A block of data
——
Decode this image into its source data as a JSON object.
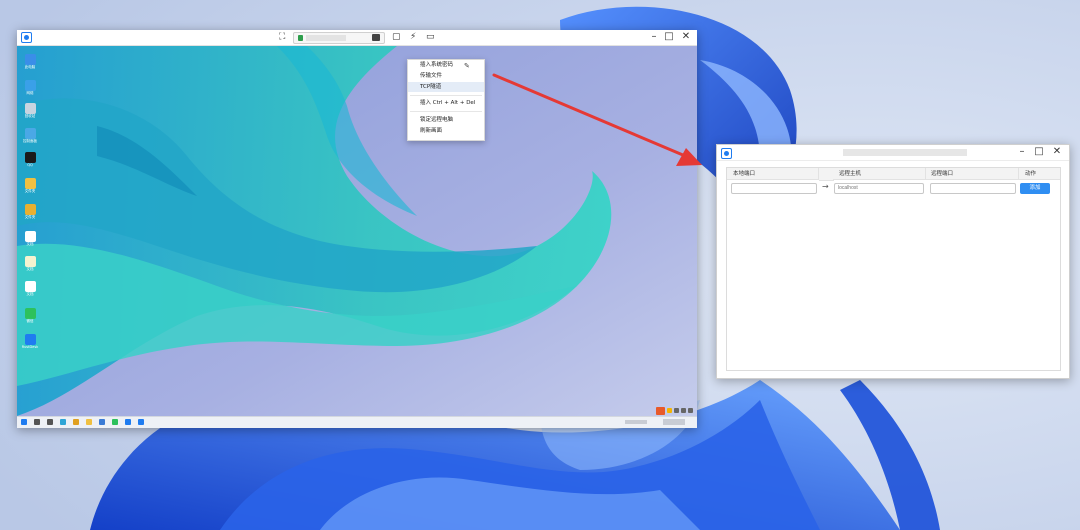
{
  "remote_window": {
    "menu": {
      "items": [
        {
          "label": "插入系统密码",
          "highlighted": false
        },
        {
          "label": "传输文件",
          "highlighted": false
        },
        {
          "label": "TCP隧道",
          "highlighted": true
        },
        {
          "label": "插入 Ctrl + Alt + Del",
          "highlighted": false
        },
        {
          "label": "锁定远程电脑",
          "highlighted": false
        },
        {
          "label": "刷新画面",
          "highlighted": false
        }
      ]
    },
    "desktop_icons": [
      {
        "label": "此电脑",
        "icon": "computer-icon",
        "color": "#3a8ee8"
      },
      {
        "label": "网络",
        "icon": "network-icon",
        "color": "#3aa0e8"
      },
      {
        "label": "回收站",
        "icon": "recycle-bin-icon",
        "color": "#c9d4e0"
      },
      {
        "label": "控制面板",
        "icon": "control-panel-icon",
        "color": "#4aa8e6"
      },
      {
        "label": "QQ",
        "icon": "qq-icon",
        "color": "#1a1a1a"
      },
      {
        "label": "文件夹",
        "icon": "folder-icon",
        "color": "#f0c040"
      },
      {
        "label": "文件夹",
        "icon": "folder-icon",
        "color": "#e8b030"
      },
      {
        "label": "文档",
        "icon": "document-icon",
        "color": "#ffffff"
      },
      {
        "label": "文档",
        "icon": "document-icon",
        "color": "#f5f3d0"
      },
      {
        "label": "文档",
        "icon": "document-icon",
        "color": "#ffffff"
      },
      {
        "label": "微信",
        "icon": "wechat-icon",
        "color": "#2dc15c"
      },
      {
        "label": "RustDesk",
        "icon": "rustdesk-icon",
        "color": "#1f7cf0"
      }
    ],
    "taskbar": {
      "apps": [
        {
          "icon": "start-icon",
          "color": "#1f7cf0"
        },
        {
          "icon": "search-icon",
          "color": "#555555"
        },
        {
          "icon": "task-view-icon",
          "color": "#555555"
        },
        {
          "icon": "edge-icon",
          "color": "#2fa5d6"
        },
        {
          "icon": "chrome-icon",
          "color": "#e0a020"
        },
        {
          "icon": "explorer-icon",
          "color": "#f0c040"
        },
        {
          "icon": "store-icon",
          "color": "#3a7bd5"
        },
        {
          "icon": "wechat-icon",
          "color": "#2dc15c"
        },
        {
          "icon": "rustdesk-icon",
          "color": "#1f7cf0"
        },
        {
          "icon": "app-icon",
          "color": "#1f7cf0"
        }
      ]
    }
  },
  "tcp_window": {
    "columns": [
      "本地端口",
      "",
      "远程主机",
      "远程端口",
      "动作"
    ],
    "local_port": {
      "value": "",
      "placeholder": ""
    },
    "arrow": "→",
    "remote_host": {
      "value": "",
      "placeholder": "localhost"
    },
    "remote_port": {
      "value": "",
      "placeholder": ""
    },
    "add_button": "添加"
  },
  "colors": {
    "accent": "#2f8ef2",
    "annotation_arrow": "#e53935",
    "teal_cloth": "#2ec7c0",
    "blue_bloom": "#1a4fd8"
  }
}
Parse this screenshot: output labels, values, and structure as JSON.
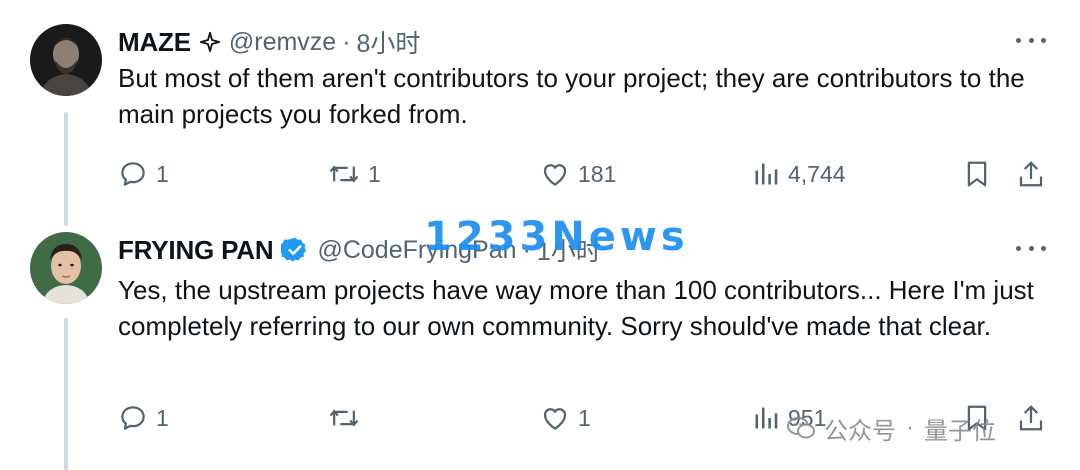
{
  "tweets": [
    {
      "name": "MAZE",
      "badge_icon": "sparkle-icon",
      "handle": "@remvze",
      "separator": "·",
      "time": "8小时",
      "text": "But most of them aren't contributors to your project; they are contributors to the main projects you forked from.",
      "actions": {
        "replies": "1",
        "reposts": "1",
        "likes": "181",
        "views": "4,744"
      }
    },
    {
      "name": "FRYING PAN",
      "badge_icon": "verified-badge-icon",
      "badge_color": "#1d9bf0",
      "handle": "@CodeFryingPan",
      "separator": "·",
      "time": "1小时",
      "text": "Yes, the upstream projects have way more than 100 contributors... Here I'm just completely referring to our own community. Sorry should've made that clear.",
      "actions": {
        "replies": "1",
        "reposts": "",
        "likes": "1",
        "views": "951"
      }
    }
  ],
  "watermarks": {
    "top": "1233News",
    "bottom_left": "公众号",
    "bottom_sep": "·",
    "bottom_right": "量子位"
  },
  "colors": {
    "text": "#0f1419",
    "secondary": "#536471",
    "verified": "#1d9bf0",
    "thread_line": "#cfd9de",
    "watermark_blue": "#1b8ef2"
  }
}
——
= PROBLEM TO WORK ON =
Look through the entries and return every line where "verified" appears.

= SOLUTION FOR THIS EXERCISE =
      "badge_icon": "verified-badge-icon",
    "verified": "#1d9bf0",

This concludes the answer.